## Directive
Determine how many lines in the entries below include "Information". The reply should be that number and nothing else.

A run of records
• • • • • • •

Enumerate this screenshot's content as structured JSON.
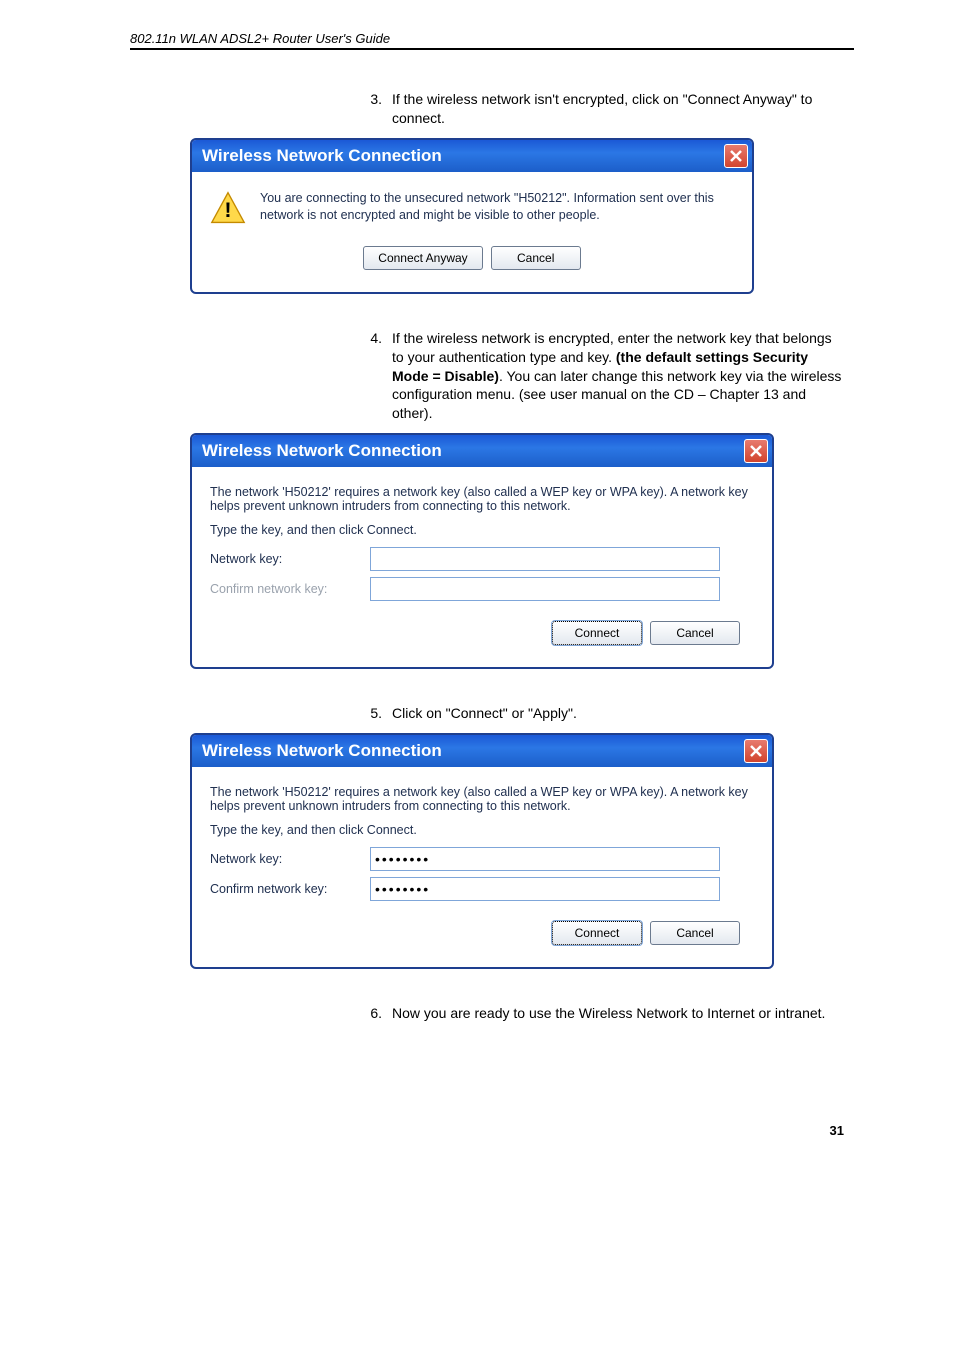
{
  "header": "802.11n WLAN ADSL2+ Router User's Guide",
  "step3": {
    "num": "3.",
    "text": "If the wireless network isn't encrypted, click on \"Connect Anyway\" to connect."
  },
  "dialog1": {
    "title": "Wireless Network Connection",
    "body": "You are connecting to the unsecured network \"H50212\". Information sent over this network is not encrypted and might be visible to other people.",
    "btn_connect": "Connect Anyway",
    "btn_cancel": "Cancel"
  },
  "step4": {
    "num": "4.",
    "text_a": "If the wireless network is encrypted, enter the network key that belongs to your authentication type and key. ",
    "text_bold": "(the default settings Security Mode = Disable)",
    "text_b": ". You can later change this network key via the wireless configuration menu. (see user manual on the CD – Chapter 13 and other)."
  },
  "dialog2": {
    "title": "Wireless Network Connection",
    "instr1": "The network 'H50212' requires a network key (also called a WEP key or WPA key). A network key helps prevent unknown intruders from connecting to this network.",
    "instr2": "Type the key, and then click Connect.",
    "label_key": "Network key:",
    "label_confirm": "Confirm network key:",
    "val_key": "",
    "val_confirm": "",
    "btn_connect": "Connect",
    "btn_cancel": "Cancel"
  },
  "step5": {
    "num": "5.",
    "text": "Click on \"Connect\" or \"Apply\"."
  },
  "dialog3": {
    "title": "Wireless Network Connection",
    "instr1": "The network 'H50212' requires a network key (also called a WEP key or WPA key). A network key helps prevent unknown intruders from connecting to this network.",
    "instr2": "Type the key, and then click Connect.",
    "label_key": "Network key:",
    "label_confirm": "Confirm network key:",
    "val_key": "••••••••",
    "val_confirm": "••••••••",
    "btn_connect": "Connect",
    "btn_cancel": "Cancel"
  },
  "step6": {
    "num": "6.",
    "text": "Now you are ready to use the Wireless Network to Internet or intranet."
  },
  "page_number": "31"
}
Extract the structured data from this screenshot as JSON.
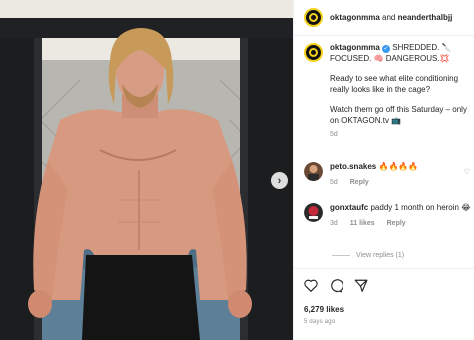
{
  "post": {
    "author": "oktagonmma",
    "connector": "and",
    "coauthor": "neanderthalbjj",
    "caption_line1": "SHREDDED. 🔪",
    "caption_line2": "FOCUSED. 🧠 DANGEROUS.💢",
    "caption_para2": "Ready to see what elite conditioning really looks like in the cage?",
    "caption_para3": "Watch them go off this Saturday – only on OKTAGON.tv 📺",
    "caption_age": "5d",
    "likes": "6,279 likes",
    "posted": "5 days ago"
  },
  "comments": [
    {
      "user": "peto.snakes",
      "text": "🔥🔥🔥🔥",
      "age": "5d",
      "reply": "Reply"
    },
    {
      "user": "gonxtaufc",
      "text": "paddy 1 month on heroin 😂",
      "age": "3d",
      "likes": "11 likes",
      "reply": "Reply",
      "view_replies": "View replies (1)"
    }
  ],
  "icons": {
    "media_next": "chevron-right-icon",
    "verified": "verified-badge-icon",
    "like": "heart-icon",
    "comment": "comment-icon",
    "share": "send-icon"
  },
  "colors": {
    "brand_yellow": "#f5d21d",
    "verified_blue": "#3897f0",
    "muted": "#8e8e8e"
  }
}
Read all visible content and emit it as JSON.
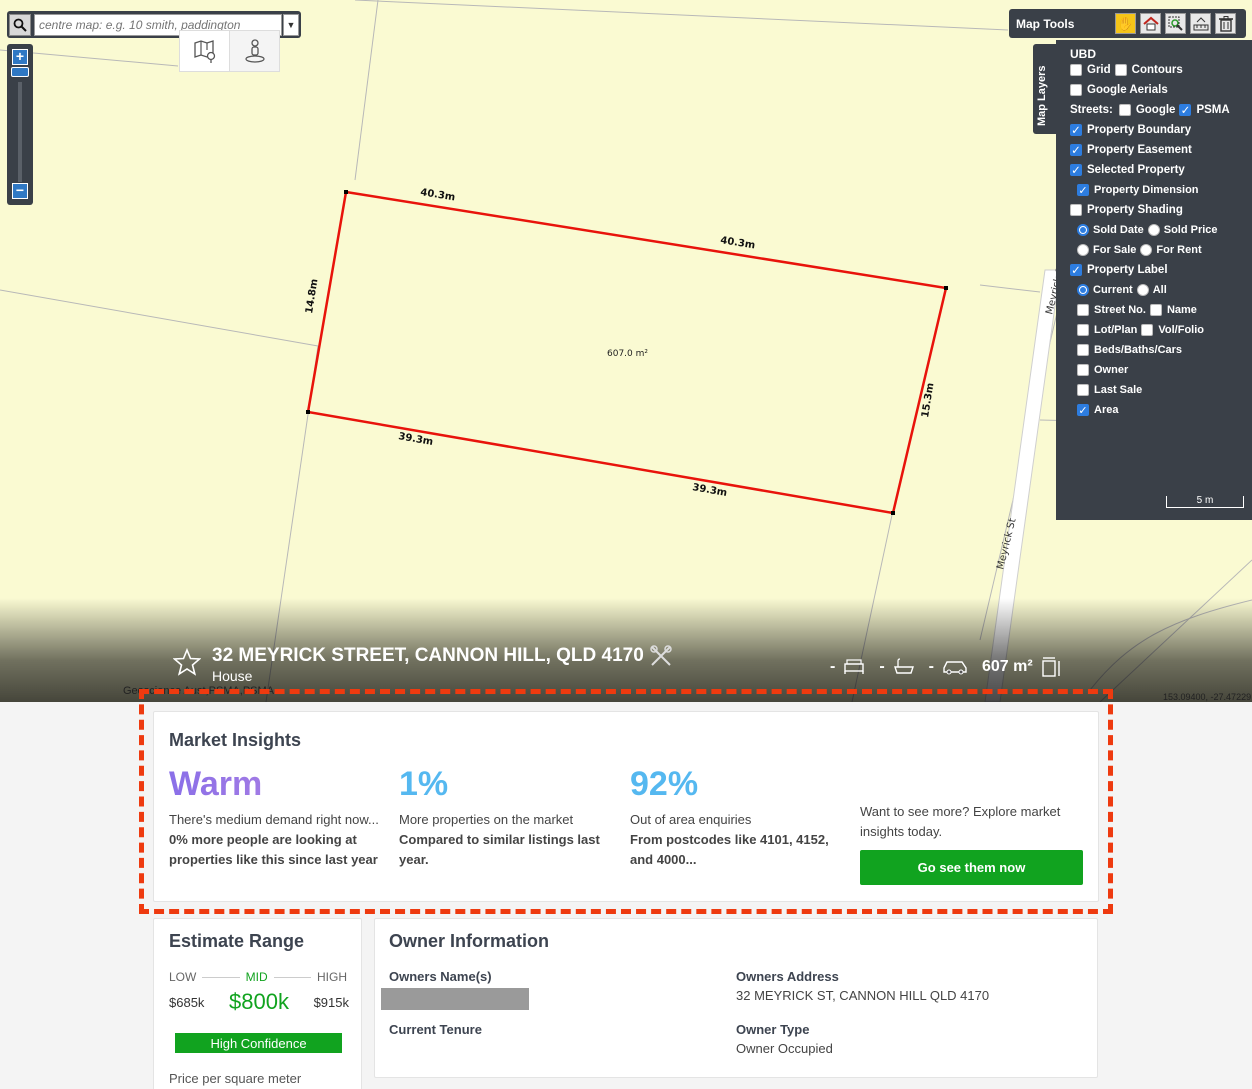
{
  "search": {
    "placeholder": "centre map: e.g. 10 smith, paddington"
  },
  "map_tools": {
    "label": "Map Tools"
  },
  "layers": {
    "tab_label": "Map Layers",
    "title": "UBD",
    "grid": "Grid",
    "contours": "Contours",
    "google_aerials": "Google Aerials",
    "streets_label": "Streets:",
    "google": "Google",
    "psma": "PSMA",
    "property_boundary": "Property Boundary",
    "property_easement": "Property Easement",
    "selected_property": "Selected Property",
    "property_dimension": "Property Dimension",
    "property_shading": "Property Shading",
    "sold_date": "Sold Date",
    "sold_price": "Sold Price",
    "for_sale": "For Sale",
    "for_rent": "For Rent",
    "property_label": "Property Label",
    "current": "Current",
    "all": "All",
    "street_no": "Street No.",
    "name": "Name",
    "lot_plan": "Lot/Plan",
    "vol_folio": "Vol/Folio",
    "beds_baths_cars": "Beds/Baths/Cars",
    "owner": "Owner",
    "last_sale": "Last Sale",
    "area": "Area",
    "scale": "5 m"
  },
  "map_labels": {
    "top_dim": "40.3m",
    "top_dim2": "40.3m",
    "left_dim": "14.8m",
    "right_dim": "15.3m",
    "bottom_dim": "39.3m",
    "bottom_dim2": "39.3m",
    "area": "607.0 m²",
    "street1": "Meyrick St",
    "street2": "Meyrick St"
  },
  "property": {
    "address": "32 MEYRICK STREET, CANNON HILL, QLD 4170",
    "type": "House",
    "beds": "-",
    "baths": "-",
    "cars": "-",
    "land": "607 m²",
    "attribution": "Geoscience Aust,PSMA,PSMA",
    "coords": "153.09400, -27.47229"
  },
  "market_insights": {
    "title": "Market Insights",
    "demand": {
      "value": "Warm",
      "line1": "There's medium demand right now...",
      "line2": "0% more people are looking at properties like this since last year"
    },
    "supply": {
      "value": "1%",
      "line1": "More properties on the market",
      "line2": "Compared to similar listings last year."
    },
    "enquiries": {
      "value": "92%",
      "line1": "Out of area enquiries",
      "line2": "From postcodes like 4101, 4152, and 4000..."
    },
    "cta_text": "Want to see more? Explore market insights today.",
    "cta_button": "Go see them now"
  },
  "estimate": {
    "title": "Estimate Range",
    "low_label": "LOW",
    "mid_label": "MID",
    "high_label": "HIGH",
    "low": "$685k",
    "mid": "$800k",
    "high": "$915k",
    "confidence": "High Confidence",
    "ppsm_label": "Price per square meter"
  },
  "owner": {
    "title": "Owner Information",
    "names_label": "Owners Name(s)",
    "address_label": "Owners Address",
    "address": "32 MEYRICK ST, CANNON HILL QLD 4170",
    "tenure_label": "Current Tenure",
    "type_label": "Owner Type",
    "type": "Owner Occupied"
  }
}
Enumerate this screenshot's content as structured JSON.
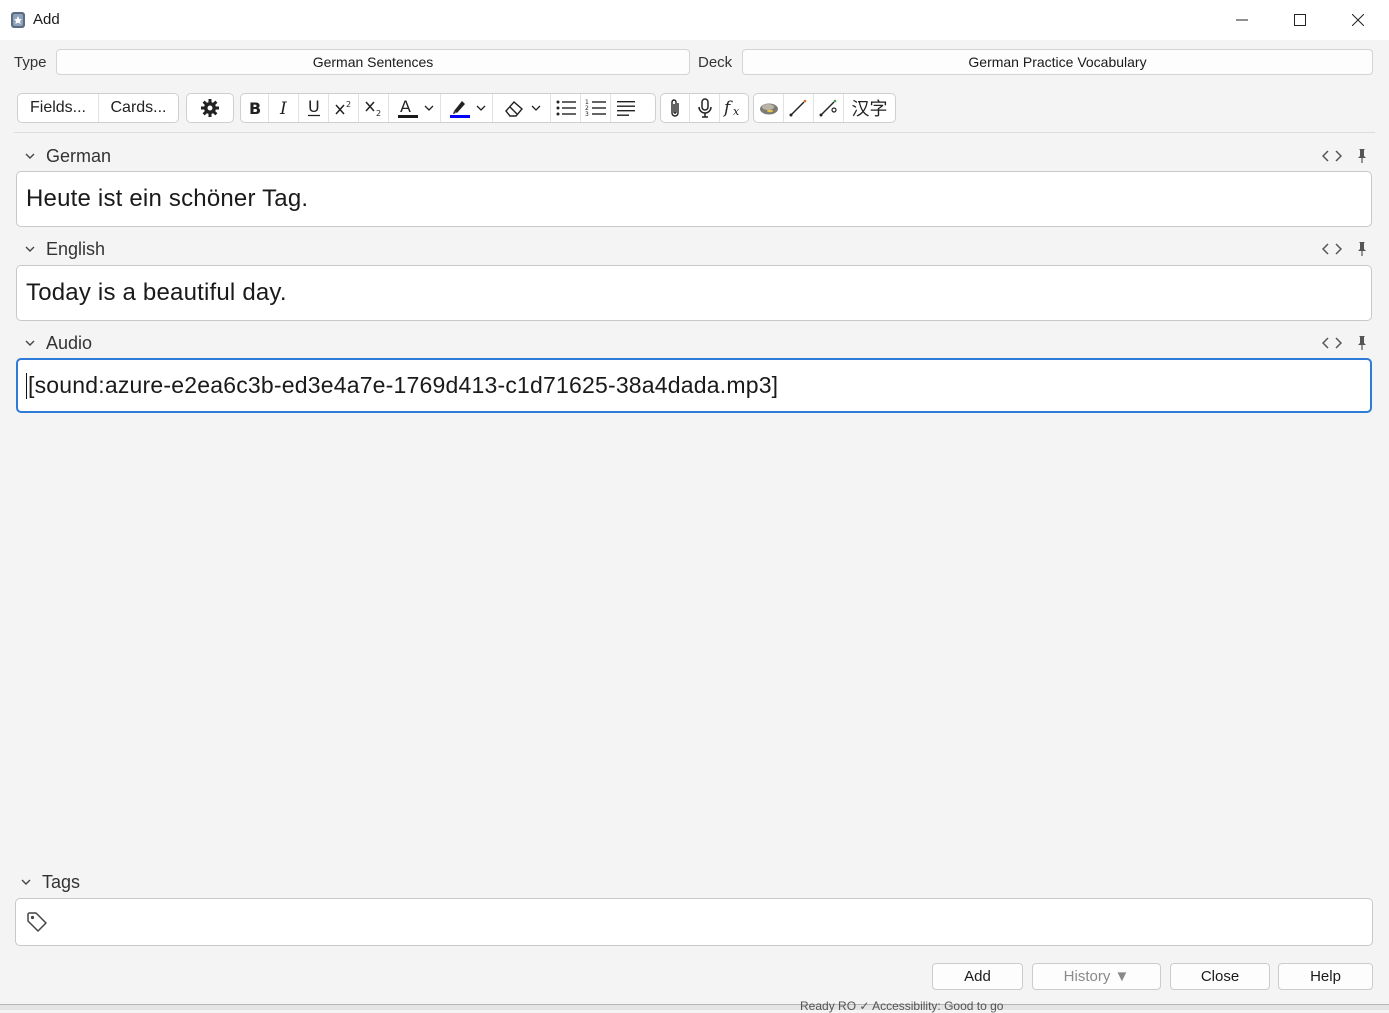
{
  "window": {
    "title": "Add",
    "controls": {
      "minimize": "minimize-icon",
      "maximize": "maximize-icon",
      "close": "close-icon"
    }
  },
  "note_type": {
    "label": "Type",
    "value": "German Sentences"
  },
  "deck": {
    "label": "Deck",
    "value": "German Practice Vocabulary"
  },
  "toolbar": {
    "fields_label": "Fields...",
    "cards_label": "Cards...",
    "chinese_label": "汉字",
    "text_color": "#1a1a1a",
    "highlight_color": "#0000ff"
  },
  "fields": [
    {
      "name": "German",
      "value": "Heute ist ein schöner Tag."
    },
    {
      "name": "English",
      "value": "Today is a beautiful day."
    },
    {
      "name": "Audio",
      "value": "[sound:azure-e2ea6c3b-ed3e4a7e-1769d413-c1d71625-38a4dada.mp3]",
      "focused": true
    }
  ],
  "tags": {
    "label": "Tags",
    "value": ""
  },
  "buttons": {
    "add": "Add",
    "history": "History ▼",
    "close": "Close",
    "help": "Help"
  },
  "background_status": "Ready   RO   ✓ Accessibility: Good to go",
  "colors": {
    "focus_border": "#2f7bd8",
    "window_bg": "#f4f4f4"
  }
}
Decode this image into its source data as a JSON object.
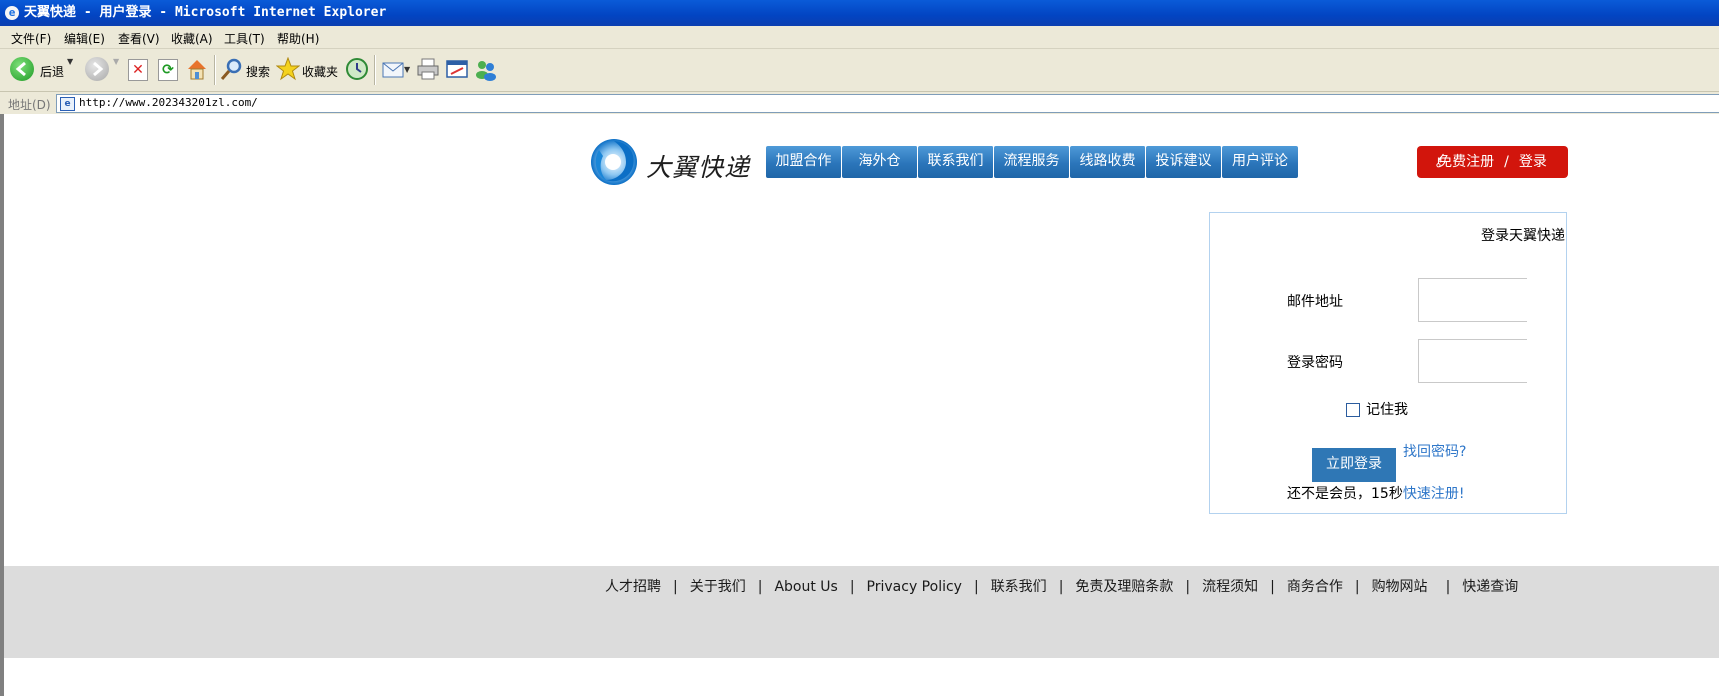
{
  "window": {
    "title": "天翼快递 - 用户登录 - Microsoft Internet Explorer",
    "ie_icon": "e"
  },
  "menubar": {
    "items": [
      "文件(F)",
      "编辑(E)",
      "查看(V)",
      "收藏(A)",
      "工具(T)",
      "帮助(H)"
    ]
  },
  "toolbar": {
    "back_label": "后退",
    "search_label": "搜索",
    "favorites_label": "收藏夹",
    "icons": [
      "back-icon",
      "forward-icon",
      "stop-icon",
      "refresh-icon",
      "home-icon",
      "search-icon",
      "favorites-star-icon",
      "history-icon",
      "mail-icon",
      "print-icon",
      "edit-icon",
      "messenger-icon"
    ]
  },
  "addressbar": {
    "label": "地址(D)",
    "url": "http://www.202343201zl.com/"
  },
  "site": {
    "logo_text": "大翼快递",
    "nav_items": [
      "加盟合作",
      "海外仓",
      "联系我们",
      "流程服务",
      "线路收费",
      "投诉建议",
      "用户评论"
    ],
    "register_label": "免费注册",
    "register_sep": "/",
    "login_label": "登录",
    "colors": {
      "nav_blue": "#2b75ba",
      "register_red": "#d2150c",
      "link_blue": "#2f77c9",
      "footer_gray": "#dcdcdc"
    }
  },
  "login": {
    "title": "登录天翼快递",
    "email_label": "邮件地址",
    "email_value": "",
    "password_label": "登录密码",
    "password_value": "",
    "remember_label": "记住我",
    "remember_checked": false,
    "submit_label": "立即登录",
    "forgot_label": "找回密码?",
    "notice_prefix": "还不是会员，15秒",
    "notice_link": "快速注册!"
  },
  "footer": {
    "links": [
      "人才招聘",
      "关于我们",
      "About Us",
      "Privacy Policy",
      "联系我们",
      "免责及理赔条款",
      "流程须知",
      "商务合作",
      "购物网站",
      "快递查询"
    ],
    "separator": "|"
  }
}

• • • • • • •

## Task result
2